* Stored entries
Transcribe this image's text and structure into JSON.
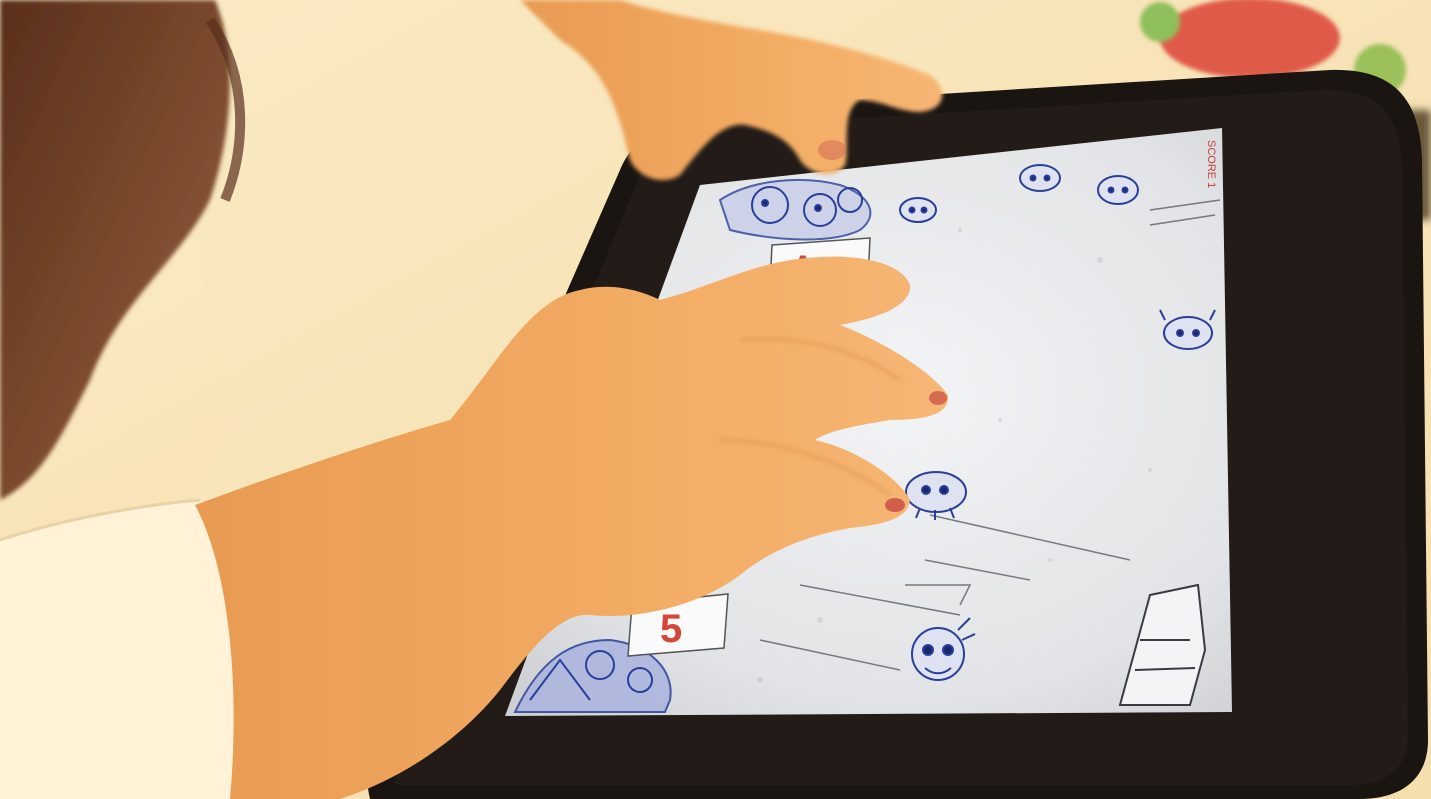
{
  "photo": {
    "description_labels": {
      "table": "table",
      "tablet": "tablet",
      "child-hand": "child-hand"
    }
  },
  "game": {
    "score_text": "SCORE 1",
    "counter_value": "5",
    "top_badge_text": "A"
  },
  "colors": {
    "table": "#f7e3b6",
    "tablet_case": "#1b1512",
    "screen_paper": "#e9ebee",
    "ink_blue": "#2a3f9a",
    "counter_red": "#d6453a",
    "skin": "#f0a860",
    "sleeve": "#fff2d6",
    "hair": "#7c4a2c"
  }
}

* TASK PROMPT
Repeat the data exactly, excluding the pictures.

* TASK RESPONSE
Transcribe this image's text and structure into JSON.
{
  "photo": {
    "description_labels": {
      "table": "table",
      "tablet": "tablet",
      "child-hand": "child-hand"
    }
  },
  "game": {
    "score_text": "SCORE 1",
    "counter_value": "5",
    "top_badge_text": "A"
  },
  "colors": {
    "table": "#f7e3b6",
    "tablet_case": "#1b1512",
    "screen_paper": "#e9ebee",
    "ink_blue": "#2a3f9a",
    "counter_red": "#d6453a",
    "skin": "#f0a860",
    "sleeve": "#fff2d6",
    "hair": "#7c4a2c"
  }
}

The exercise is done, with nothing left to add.